» DATA LINES
↓

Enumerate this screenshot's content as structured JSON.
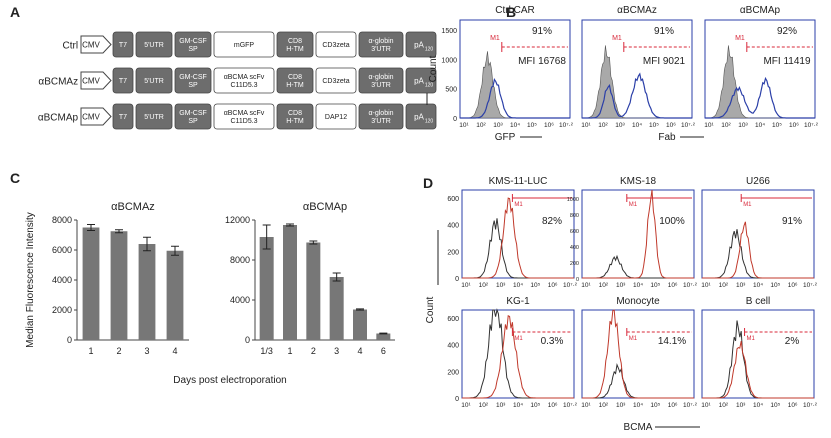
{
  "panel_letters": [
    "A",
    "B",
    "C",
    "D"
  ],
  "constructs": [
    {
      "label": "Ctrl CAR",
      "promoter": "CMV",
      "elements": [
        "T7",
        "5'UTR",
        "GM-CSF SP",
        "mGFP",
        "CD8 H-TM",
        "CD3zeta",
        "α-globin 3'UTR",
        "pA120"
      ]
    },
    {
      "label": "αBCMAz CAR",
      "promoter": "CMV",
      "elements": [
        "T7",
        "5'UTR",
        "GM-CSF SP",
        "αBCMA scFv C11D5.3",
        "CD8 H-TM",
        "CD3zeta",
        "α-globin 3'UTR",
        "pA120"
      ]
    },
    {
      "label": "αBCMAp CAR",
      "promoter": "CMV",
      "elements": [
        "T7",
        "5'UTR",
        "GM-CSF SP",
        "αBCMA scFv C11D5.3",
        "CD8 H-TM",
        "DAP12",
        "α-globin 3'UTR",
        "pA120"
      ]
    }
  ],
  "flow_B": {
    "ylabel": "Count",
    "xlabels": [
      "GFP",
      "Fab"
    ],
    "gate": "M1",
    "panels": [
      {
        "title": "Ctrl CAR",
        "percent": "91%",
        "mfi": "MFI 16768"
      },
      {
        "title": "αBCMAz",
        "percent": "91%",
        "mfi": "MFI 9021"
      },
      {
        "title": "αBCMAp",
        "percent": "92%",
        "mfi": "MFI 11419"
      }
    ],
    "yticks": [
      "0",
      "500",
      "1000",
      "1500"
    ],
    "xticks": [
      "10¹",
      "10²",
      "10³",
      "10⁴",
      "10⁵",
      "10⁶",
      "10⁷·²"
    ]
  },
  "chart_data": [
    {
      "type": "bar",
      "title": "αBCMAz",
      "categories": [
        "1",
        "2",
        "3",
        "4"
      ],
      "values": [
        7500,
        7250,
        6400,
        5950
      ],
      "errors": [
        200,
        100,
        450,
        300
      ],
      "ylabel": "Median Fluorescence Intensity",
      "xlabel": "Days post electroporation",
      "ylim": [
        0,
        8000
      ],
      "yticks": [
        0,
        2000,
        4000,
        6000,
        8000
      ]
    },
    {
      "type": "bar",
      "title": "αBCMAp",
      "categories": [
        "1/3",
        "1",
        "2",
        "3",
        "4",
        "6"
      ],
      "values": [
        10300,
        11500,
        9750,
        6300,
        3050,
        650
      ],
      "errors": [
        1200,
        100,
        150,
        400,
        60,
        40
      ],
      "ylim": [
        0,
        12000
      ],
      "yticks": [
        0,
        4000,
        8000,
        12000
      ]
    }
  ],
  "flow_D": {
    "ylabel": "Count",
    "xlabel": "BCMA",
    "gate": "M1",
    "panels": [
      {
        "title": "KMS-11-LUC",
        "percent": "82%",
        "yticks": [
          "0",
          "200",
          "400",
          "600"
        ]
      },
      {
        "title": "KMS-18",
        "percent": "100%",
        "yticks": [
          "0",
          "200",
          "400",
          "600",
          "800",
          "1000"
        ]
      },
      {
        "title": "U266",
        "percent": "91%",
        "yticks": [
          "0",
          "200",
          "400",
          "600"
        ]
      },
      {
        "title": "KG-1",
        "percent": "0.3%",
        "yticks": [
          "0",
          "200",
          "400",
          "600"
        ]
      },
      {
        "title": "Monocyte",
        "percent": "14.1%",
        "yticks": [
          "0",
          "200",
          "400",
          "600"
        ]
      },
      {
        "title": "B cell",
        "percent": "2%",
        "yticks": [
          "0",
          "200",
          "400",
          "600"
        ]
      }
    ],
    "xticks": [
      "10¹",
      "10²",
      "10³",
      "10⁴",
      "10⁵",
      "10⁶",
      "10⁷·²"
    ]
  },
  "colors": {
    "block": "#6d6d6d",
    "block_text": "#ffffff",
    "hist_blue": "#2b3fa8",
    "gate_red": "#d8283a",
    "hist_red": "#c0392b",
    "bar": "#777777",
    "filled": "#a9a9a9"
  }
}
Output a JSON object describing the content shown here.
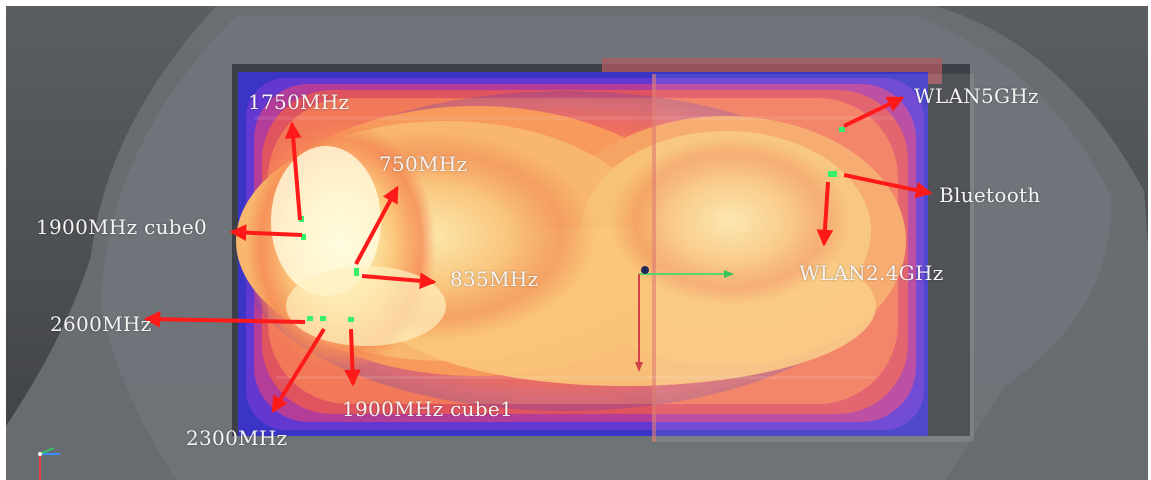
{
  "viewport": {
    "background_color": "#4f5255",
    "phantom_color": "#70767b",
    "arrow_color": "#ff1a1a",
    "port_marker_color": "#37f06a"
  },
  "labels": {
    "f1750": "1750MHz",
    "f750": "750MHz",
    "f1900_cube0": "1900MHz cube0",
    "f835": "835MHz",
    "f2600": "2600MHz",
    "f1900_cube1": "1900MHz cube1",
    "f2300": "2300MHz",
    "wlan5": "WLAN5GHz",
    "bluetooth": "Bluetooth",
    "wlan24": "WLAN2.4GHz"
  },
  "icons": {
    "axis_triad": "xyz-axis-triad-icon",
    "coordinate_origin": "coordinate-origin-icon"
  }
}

↑

In the entries above, count each line that holds "percent". Give the total and nothing else.

» TASK RESPONSE
9